Read the listing below and copy out every line that holds "мероприятие".

▼▼▼

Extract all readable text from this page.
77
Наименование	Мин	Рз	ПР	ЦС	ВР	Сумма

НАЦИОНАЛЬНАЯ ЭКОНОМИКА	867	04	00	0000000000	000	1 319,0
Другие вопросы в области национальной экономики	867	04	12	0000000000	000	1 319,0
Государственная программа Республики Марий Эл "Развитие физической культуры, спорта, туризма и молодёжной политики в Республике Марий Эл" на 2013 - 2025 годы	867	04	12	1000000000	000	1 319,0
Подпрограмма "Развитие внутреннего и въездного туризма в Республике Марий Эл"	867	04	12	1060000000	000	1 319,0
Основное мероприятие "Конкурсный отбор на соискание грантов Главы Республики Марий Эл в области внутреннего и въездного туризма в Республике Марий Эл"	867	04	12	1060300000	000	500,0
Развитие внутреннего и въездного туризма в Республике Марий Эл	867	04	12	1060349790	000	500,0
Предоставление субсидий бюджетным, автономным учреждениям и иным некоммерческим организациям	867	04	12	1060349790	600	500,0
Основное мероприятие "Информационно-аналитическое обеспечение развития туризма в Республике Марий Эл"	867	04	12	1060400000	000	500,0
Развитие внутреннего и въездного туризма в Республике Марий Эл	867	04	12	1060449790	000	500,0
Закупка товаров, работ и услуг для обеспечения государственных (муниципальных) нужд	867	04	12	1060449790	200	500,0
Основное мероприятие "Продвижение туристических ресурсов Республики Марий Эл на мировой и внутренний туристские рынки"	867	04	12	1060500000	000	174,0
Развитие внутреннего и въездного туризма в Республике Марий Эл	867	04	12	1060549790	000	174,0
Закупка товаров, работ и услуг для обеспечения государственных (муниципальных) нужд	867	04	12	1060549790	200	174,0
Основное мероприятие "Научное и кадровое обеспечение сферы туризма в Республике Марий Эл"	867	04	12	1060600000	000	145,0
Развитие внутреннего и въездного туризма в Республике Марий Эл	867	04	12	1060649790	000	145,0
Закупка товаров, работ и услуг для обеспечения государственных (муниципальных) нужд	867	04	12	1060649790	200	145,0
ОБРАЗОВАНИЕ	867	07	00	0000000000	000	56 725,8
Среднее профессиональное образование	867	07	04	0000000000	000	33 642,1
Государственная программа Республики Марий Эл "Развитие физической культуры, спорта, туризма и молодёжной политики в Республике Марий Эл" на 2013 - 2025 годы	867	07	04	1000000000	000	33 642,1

▲▲▲

SOLUTION ::
Основное мероприятие "Конкурсный отбор на соискание грантов Главы Республики Марий Эл в области внутреннего и въездного туризма в Республике Марий Эл"	867	04	12	1060300000	000	500,0
Основное мероприятие "Информационно-аналитическое обеспечение развития туризма в Республике Марий Эл"	867	04	12	1060400000	000	500,0
Основное мероприятие "Продвижение туристических ресурсов Республики Марий Эл на мировой и внутренний туристские рынки"	867	04	12	1060500000	000	174,0
Основное мероприятие "Научное и кадровое обеспечение сферы туризма в Республике Марий Эл"	867	04	12	1060600000	000	145,0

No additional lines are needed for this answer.